* start *

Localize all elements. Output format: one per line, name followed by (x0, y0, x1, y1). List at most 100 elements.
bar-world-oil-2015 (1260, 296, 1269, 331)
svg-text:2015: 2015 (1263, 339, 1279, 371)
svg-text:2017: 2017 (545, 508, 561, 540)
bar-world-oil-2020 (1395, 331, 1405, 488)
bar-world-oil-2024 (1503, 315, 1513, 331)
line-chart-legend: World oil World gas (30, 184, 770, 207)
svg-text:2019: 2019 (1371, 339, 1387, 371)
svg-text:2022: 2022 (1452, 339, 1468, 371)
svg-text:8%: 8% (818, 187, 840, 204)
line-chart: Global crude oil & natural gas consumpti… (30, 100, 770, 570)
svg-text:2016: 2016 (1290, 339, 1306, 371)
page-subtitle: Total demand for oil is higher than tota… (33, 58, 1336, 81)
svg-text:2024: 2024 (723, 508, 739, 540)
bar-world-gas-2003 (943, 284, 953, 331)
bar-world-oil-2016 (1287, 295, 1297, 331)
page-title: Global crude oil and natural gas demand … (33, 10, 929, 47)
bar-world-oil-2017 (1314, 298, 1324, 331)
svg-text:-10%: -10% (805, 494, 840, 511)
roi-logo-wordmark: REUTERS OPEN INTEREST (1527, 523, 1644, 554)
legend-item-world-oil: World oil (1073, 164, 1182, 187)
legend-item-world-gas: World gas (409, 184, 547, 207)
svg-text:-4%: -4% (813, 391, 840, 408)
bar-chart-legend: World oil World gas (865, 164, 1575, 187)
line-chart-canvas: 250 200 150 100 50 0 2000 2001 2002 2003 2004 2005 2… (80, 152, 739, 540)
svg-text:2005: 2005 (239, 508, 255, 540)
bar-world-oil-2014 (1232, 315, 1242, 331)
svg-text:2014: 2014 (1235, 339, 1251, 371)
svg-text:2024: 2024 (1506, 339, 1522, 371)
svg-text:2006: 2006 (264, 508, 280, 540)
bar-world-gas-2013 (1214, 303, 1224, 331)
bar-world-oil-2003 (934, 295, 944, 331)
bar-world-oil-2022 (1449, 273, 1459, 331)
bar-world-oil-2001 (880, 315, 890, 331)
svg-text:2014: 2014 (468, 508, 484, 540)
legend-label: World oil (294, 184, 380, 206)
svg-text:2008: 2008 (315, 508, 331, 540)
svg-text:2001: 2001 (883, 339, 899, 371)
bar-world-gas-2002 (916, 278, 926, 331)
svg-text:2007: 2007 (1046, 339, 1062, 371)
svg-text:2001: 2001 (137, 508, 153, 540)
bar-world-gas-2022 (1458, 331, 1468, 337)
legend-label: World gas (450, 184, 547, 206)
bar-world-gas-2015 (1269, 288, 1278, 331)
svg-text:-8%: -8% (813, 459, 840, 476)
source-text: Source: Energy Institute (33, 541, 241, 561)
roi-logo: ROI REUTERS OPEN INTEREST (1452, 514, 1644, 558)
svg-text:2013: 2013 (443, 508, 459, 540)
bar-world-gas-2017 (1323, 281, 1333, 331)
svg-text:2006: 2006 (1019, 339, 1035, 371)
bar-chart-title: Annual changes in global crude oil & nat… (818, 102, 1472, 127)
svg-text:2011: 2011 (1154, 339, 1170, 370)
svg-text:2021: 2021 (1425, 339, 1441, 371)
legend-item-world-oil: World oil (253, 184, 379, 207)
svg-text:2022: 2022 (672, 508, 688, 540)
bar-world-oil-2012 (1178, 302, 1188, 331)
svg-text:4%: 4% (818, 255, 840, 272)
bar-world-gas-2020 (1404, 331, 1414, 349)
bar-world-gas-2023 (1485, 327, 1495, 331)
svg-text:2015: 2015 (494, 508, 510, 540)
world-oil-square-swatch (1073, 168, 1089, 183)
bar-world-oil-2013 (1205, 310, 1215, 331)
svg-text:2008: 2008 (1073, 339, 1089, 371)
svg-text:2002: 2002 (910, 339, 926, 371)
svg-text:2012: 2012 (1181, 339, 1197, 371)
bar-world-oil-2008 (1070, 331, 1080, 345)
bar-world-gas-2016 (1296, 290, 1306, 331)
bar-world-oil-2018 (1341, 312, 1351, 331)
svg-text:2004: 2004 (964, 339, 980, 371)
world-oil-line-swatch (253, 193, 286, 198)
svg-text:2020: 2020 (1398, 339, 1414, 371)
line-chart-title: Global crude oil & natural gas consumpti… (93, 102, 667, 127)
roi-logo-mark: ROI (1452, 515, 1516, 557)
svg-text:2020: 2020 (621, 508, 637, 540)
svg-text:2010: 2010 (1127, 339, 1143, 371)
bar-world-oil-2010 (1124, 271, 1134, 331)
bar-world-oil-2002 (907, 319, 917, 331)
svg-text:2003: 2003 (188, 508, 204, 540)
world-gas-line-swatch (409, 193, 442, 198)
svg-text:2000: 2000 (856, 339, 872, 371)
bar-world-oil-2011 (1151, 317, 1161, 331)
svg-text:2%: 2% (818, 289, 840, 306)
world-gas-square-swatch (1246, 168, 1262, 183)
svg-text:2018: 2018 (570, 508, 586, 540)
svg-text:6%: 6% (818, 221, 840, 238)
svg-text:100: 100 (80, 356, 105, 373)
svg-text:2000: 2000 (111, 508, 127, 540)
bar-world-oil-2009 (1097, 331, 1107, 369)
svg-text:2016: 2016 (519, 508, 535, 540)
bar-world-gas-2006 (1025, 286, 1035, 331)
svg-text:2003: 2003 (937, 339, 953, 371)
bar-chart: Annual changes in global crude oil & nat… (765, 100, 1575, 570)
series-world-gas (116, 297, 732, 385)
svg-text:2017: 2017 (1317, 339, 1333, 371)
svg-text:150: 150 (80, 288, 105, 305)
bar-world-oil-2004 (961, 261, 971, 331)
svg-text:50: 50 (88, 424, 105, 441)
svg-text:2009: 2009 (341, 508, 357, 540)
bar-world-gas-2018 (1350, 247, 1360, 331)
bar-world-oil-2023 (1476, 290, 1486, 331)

* end *

* EXERCISE TASK
Reproduce the entire listing above verbatim, line for line from the first to the last.

* EXERCISE ANSWER
Localize all elements. Output format: one per line, name followed by (x0, y0, x1, y1). List at most 100 elements.
bar-world-oil-2015 (1260, 296, 1269, 331)
svg-text:2015: 2015 (1263, 339, 1279, 371)
svg-text:2017: 2017 (545, 508, 561, 540)
bar-world-oil-2020 (1395, 331, 1405, 488)
bar-world-oil-2024 (1503, 315, 1513, 331)
line-chart-legend: World oil World gas (30, 184, 770, 207)
svg-text:2019: 2019 (1371, 339, 1387, 371)
svg-text:2022: 2022 (1452, 339, 1468, 371)
svg-text:8%: 8% (818, 187, 840, 204)
line-chart: Global crude oil & natural gas consumpti… (30, 100, 770, 570)
svg-text:2016: 2016 (1290, 339, 1306, 371)
page-subtitle: Total demand for oil is higher than tota… (33, 58, 1336, 81)
svg-text:2024: 2024 (723, 508, 739, 540)
bar-world-gas-2003 (943, 284, 953, 331)
bar-world-oil-2016 (1287, 295, 1297, 331)
page-title: Global crude oil and natural gas demand … (33, 10, 929, 47)
bar-world-oil-2017 (1314, 298, 1324, 331)
svg-text:-10%: -10% (805, 494, 840, 511)
roi-logo-wordmark: REUTERS OPEN INTEREST (1527, 523, 1644, 554)
legend-item-world-oil: World oil (1073, 164, 1182, 187)
legend-item-world-gas: World gas (409, 184, 547, 207)
svg-text:-4%: -4% (813, 391, 840, 408)
bar-chart-legend: World oil World gas (865, 164, 1575, 187)
line-chart-canvas: 250 200 150 100 50 0 2000 2001 2002 2003 2004 2005 2… (80, 152, 739, 540)
svg-text:2005: 2005 (239, 508, 255, 540)
bar-world-oil-2014 (1232, 315, 1242, 331)
svg-text:2014: 2014 (1235, 339, 1251, 371)
svg-text:2024: 2024 (1506, 339, 1522, 371)
svg-text:2006: 2006 (264, 508, 280, 540)
bar-world-gas-2013 (1214, 303, 1224, 331)
bar-world-oil-2003 (934, 295, 944, 331)
bar-world-oil-2022 (1449, 273, 1459, 331)
bar-world-oil-2001 (880, 315, 890, 331)
svg-text:2014: 2014 (468, 508, 484, 540)
legend-label: World oil (294, 184, 380, 206)
svg-text:2008: 2008 (315, 508, 331, 540)
svg-text:2001: 2001 (883, 339, 899, 371)
bar-world-gas-2002 (916, 278, 926, 331)
svg-text:2007: 2007 (1046, 339, 1062, 371)
svg-text:2001: 2001 (137, 508, 153, 540)
bar-world-gas-2022 (1458, 331, 1468, 337)
legend-label: World gas (450, 184, 547, 206)
bar-world-gas-2015 (1269, 288, 1278, 331)
svg-text:-8%: -8% (813, 459, 840, 476)
source-text: Source: Energy Institute (33, 541, 241, 561)
roi-logo: ROI REUTERS OPEN INTEREST (1452, 514, 1644, 558)
svg-text:2013: 2013 (443, 508, 459, 540)
bar-world-gas-2017 (1323, 281, 1333, 331)
svg-text:2006: 2006 (1019, 339, 1035, 371)
bar-chart-title: Annual changes in global crude oil & nat… (818, 102, 1472, 127)
svg-text:2011: 2011 (1154, 339, 1170, 370)
svg-text:2021: 2021 (1425, 339, 1441, 371)
legend-item-world-oil: World oil (253, 184, 379, 207)
svg-text:2022: 2022 (672, 508, 688, 540)
bar-world-oil-2012 (1178, 302, 1188, 331)
svg-text:4%: 4% (818, 255, 840, 272)
bar-world-gas-2020 (1404, 331, 1414, 349)
bar-world-gas-2023 (1485, 327, 1495, 331)
svg-text:2015: 2015 (494, 508, 510, 540)
world-oil-square-swatch (1073, 168, 1089, 183)
bar-world-oil-2013 (1205, 310, 1215, 331)
svg-text:2008: 2008 (1073, 339, 1089, 371)
svg-text:2002: 2002 (910, 339, 926, 371)
svg-text:2012: 2012 (1181, 339, 1197, 371)
bar-world-oil-2008 (1070, 331, 1080, 345)
bar-world-gas-2016 (1296, 290, 1306, 331)
bar-world-oil-2018 (1341, 312, 1351, 331)
svg-text:2004: 2004 (964, 339, 980, 371)
world-oil-line-swatch (253, 193, 286, 198)
svg-text:2020: 2020 (1398, 339, 1414, 371)
line-chart-title: Global crude oil & natural gas consumpti… (93, 102, 667, 127)
roi-logo-mark: ROI (1452, 515, 1516, 557)
svg-text:2020: 2020 (621, 508, 637, 540)
svg-text:2010: 2010 (1127, 339, 1143, 371)
bar-world-oil-2010 (1124, 271, 1134, 331)
bar-world-oil-2002 (907, 319, 917, 331)
svg-text:2003: 2003 (188, 508, 204, 540)
world-gas-line-swatch (409, 193, 442, 198)
svg-text:2000: 2000 (856, 339, 872, 371)
bar-world-oil-2011 (1151, 317, 1161, 331)
svg-text:2%: 2% (818, 289, 840, 306)
world-gas-square-swatch (1246, 168, 1262, 183)
svg-text:2018: 2018 (570, 508, 586, 540)
svg-text:6%: 6% (818, 221, 840, 238)
svg-text:100: 100 (80, 356, 105, 373)
svg-text:2000: 2000 (111, 508, 127, 540)
bar-world-oil-2009 (1097, 331, 1107, 369)
svg-text:2016: 2016 (519, 508, 535, 540)
bar-world-gas-2006 (1025, 286, 1035, 331)
svg-text:2003: 2003 (937, 339, 953, 371)
bar-chart: Annual changes in global crude oil & nat… (765, 100, 1575, 570)
series-world-gas (116, 297, 732, 385)
svg-text:2017: 2017 (1317, 339, 1333, 371)
svg-text:150: 150 (80, 288, 105, 305)
bar-world-oil-2004 (961, 261, 971, 331)
svg-text:50: 50 (88, 424, 105, 441)
svg-text:2009: 2009 (341, 508, 357, 540)
bar-world-gas-2018 (1350, 247, 1360, 331)
bar-world-oil-2023 (1476, 290, 1486, 331)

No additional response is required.